Supplied passage ->

Going up to Go Down: Helicopter Skiing is the Way to Go

Greg LimeberryYou can’t go down without going up first. I don’t mean that as a figure of speech, that has been a literal issue in the history of skiing. Since 1934, when the first motorized ski lift was invented using a Model T Ford engine to run a rope and pulley, skiing has been about finding more efficient ways to climb the mountain. It started with rope tows, then T-bars, then double chairs. Today, it isn’t unusual to find high-speed four and six passenger chairs in enclosed gondolas.

The coolest way to go up a mountain is probably with a helicopter. The helicopter has been a luxury, only the most advanced or rich skier could afford. It’s still pricey today; but in terms of cost, ability and location, it’s now more accessible.

Sno-cat skiing, resort-based backcountry, side-country skiing and hiking and climbing on skis have also become more accessible.

Their popularities are all growing because of one reason: powder. As ski resorts improve their ski lifts, they are getting more and more skiers. Even at the least-visited mountains, the density of skiers is still quite high. So the snow is neither deep nor dry, and it is always tracked up. Passionates skiers would rather have deep unbroken powder; so they pay for a helicopter to get an ideal skiing experience somewhere else.

Big storms usually would produce the kind of powder these skiers wants. But catching a storm like that on a vacation planned weeks in advance is difficult. And fresh tracks from storms rarely last a day, because locals wait all year for it, and they ski all day when it comes. With helicopter skiing, you’re more likely to find a fresh track, and are more likely to get what you pay for.

Activity 1 ->
Retype the part of the helicopter skiing article starting at "Greg LimeberryYou can’t" and ending at "now more accessible.", with no changes.
Activity 2 ->
According to the helicopter skiing article, what engine powered the first motorized ski lift?

Listed entries ->
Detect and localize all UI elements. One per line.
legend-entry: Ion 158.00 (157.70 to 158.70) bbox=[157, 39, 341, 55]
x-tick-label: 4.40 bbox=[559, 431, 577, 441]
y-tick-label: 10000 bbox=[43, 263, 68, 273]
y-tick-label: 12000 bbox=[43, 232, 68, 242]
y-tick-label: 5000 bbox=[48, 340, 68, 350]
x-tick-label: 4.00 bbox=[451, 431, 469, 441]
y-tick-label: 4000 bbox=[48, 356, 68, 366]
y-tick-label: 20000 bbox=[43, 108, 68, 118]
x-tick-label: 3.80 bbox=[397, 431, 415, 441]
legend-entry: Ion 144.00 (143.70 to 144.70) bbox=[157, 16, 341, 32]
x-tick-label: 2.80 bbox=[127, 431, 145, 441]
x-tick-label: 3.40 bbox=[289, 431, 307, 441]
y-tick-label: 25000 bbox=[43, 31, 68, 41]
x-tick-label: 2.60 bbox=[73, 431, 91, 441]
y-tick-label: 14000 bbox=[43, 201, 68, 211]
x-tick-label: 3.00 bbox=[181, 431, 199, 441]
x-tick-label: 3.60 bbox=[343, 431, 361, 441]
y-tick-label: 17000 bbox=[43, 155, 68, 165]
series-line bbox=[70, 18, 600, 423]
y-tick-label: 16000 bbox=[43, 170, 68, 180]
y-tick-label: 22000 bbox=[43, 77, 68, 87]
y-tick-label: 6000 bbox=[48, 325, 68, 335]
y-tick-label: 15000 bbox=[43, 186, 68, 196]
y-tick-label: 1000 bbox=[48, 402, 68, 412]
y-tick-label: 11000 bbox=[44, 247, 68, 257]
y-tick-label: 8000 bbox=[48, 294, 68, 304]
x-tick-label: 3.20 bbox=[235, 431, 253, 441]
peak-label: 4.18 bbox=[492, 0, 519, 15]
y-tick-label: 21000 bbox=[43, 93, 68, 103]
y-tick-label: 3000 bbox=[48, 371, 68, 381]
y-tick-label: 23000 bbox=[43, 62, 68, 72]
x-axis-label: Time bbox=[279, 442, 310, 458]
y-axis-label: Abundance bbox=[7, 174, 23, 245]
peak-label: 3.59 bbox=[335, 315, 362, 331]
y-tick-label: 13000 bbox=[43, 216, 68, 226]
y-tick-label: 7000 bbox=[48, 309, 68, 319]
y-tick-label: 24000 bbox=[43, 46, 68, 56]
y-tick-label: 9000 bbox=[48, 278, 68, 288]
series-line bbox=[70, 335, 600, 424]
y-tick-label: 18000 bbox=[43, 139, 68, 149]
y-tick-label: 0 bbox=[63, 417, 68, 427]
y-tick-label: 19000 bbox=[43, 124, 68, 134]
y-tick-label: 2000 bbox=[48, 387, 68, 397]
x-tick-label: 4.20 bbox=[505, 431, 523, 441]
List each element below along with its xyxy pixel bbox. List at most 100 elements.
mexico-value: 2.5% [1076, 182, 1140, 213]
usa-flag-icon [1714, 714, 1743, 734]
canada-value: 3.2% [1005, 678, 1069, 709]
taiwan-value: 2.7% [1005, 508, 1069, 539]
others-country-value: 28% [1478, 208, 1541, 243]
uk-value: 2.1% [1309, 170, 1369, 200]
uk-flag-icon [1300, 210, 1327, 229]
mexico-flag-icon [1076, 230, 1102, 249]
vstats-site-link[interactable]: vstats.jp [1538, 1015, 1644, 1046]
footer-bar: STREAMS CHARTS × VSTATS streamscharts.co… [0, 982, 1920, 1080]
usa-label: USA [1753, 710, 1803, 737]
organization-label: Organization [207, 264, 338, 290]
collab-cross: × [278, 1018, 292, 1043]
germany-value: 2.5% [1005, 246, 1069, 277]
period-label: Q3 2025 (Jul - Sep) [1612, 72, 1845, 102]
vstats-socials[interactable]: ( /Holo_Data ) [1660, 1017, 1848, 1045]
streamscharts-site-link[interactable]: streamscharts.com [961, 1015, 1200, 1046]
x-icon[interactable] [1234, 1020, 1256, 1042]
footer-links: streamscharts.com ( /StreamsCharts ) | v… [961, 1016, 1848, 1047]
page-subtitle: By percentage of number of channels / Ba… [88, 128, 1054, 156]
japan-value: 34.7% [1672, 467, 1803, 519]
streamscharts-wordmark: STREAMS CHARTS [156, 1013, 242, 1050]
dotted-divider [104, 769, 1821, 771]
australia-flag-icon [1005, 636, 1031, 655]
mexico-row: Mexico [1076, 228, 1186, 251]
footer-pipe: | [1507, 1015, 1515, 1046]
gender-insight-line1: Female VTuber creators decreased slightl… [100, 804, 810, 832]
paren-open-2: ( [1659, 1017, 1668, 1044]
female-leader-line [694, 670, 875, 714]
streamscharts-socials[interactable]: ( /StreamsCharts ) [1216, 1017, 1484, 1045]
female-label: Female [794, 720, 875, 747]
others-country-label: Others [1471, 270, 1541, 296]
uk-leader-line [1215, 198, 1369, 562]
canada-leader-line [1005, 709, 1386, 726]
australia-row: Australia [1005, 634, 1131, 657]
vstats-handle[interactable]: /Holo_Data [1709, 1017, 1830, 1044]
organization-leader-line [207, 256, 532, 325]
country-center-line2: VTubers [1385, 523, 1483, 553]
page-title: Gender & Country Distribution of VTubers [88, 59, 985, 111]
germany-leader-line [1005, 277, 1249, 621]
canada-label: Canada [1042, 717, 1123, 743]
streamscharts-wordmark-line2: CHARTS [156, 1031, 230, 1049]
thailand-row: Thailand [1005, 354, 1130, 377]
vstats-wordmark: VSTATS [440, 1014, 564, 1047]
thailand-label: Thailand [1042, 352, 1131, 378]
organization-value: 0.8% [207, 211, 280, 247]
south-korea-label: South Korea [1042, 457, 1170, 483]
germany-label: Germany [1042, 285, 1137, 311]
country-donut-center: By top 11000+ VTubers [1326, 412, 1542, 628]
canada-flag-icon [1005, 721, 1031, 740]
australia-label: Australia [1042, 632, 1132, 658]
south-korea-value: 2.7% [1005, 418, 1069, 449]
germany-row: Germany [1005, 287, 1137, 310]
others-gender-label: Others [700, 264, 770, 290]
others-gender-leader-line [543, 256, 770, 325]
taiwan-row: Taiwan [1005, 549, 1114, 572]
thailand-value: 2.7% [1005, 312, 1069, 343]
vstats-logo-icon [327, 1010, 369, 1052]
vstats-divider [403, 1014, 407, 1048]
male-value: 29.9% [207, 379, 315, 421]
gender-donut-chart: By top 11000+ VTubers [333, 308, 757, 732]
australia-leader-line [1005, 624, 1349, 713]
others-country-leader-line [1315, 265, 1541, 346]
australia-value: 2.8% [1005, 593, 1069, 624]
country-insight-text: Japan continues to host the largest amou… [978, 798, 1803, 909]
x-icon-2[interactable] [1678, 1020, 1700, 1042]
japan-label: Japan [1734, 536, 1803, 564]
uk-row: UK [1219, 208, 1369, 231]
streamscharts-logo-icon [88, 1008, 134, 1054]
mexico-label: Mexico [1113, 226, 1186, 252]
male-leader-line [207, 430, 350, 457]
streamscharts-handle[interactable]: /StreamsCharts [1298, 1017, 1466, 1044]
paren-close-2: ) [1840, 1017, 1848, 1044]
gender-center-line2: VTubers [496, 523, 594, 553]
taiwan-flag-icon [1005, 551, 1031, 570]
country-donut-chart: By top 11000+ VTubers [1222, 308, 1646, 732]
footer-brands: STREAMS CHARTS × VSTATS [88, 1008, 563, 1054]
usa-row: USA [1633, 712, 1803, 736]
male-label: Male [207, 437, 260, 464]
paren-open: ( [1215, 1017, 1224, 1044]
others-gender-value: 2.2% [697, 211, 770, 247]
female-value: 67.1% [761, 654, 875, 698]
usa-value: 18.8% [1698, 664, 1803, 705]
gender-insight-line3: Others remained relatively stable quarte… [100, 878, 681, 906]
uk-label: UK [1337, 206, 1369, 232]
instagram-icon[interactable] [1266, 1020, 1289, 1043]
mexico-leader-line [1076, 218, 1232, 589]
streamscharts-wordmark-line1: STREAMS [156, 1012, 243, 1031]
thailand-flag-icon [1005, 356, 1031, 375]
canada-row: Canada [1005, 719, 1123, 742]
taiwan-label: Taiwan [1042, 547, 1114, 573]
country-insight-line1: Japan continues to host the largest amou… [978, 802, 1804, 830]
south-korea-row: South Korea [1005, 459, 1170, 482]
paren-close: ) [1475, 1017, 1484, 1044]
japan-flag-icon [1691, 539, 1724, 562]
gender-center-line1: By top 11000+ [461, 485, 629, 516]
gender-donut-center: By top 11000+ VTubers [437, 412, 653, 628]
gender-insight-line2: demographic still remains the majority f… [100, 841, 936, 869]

Answer box 1 ->
Greg LimeberryYou can’t go down without going up first. I don’t mean that as a figure of speech, that has been a literal issue in the history of skiing. Since 1934, when the first motorized ski lift was invented using a Model T Ford engine to run a rope and pulley, skiing has been about finding more efficient ways to climb the mountain. It started with rope tows, then T-bars, then double chairs. Today, it isn’t unusual to find high-speed four and six passenger chairs in enclosed gondolas.

The coolest way to go up a mountain is probably with a helicopter. The helicopter has been a luxury, only the most advanced or rich skier could afford. It’s still pricey today; but in terms of cost, ability and location, it’s now more accessible.

Answer box 2 ->
A Model T Ford engine.